*Your assignment*
Will you write out the data exactly, excluding every picture?

[Saved entries]
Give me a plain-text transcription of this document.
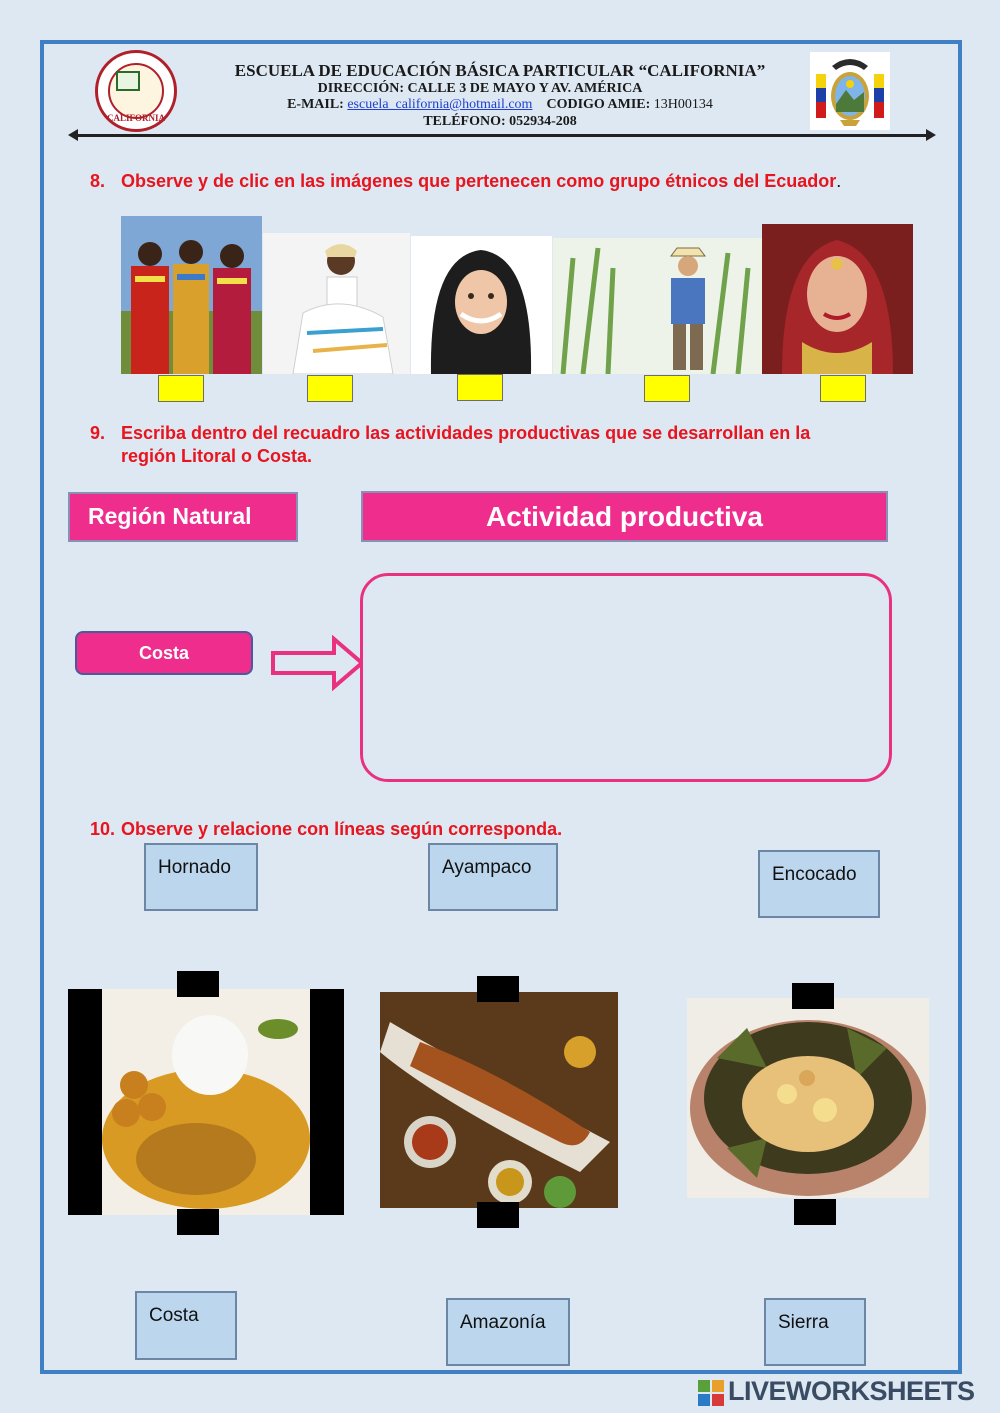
CALIFORNIA
ESCUELA DE EDUCACIÓN BÁSICA PARTICULAR “CALIFORNIA”
DIRECCIÓN: CALLE 3 DE MAYO Y AV. AMÉRICA
E-MAIL: escuela_california@hotmail.com CODIGO AMIE: 13H00134
TELÉFONO: 052934-208
8. Observe y de clic en las imágenes que pertenecen como grupo étnicos del Ecuador.
9. Escriba dentro del recuadro las actividades productivas que se desarrollan en la
región Litoral o Costa.
Región Natural	Actividad productiva
Costa
10. Observe y relacione con líneas según corresponda.
Hornado	Ayampaco	Encocado
Costa	Amazonía	Sierra
LIVEWORKSHEETS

*Answer to this exercise*
Give me a plain-text transcription of this document.
CALIFORNIA
ESCUELA DE EDUCACIÓN BÁSICA PARTICULAR “CALIFORNIA”
DIRECCIÓN: CALLE 3 DE MAYO Y AV. AMÉRICA
E-MAIL: escuela_california@hotmail.com CODIGO AMIE: 13H00134
TELÉFONO: 052934-208
8. Observe y de clic en las imágenes que pertenecen como grupo étnicos del Ecuador.
9. Escriba dentro del recuadro las actividades productivas que se desarrollan en la
región Litoral o Costa.
Región Natural	Actividad productiva
Costa
10. Observe y relacione con líneas según corresponda.
Hornado	Ayampaco	Encocado
Costa	Amazonía	Sierra
LIVEWORKSHEETS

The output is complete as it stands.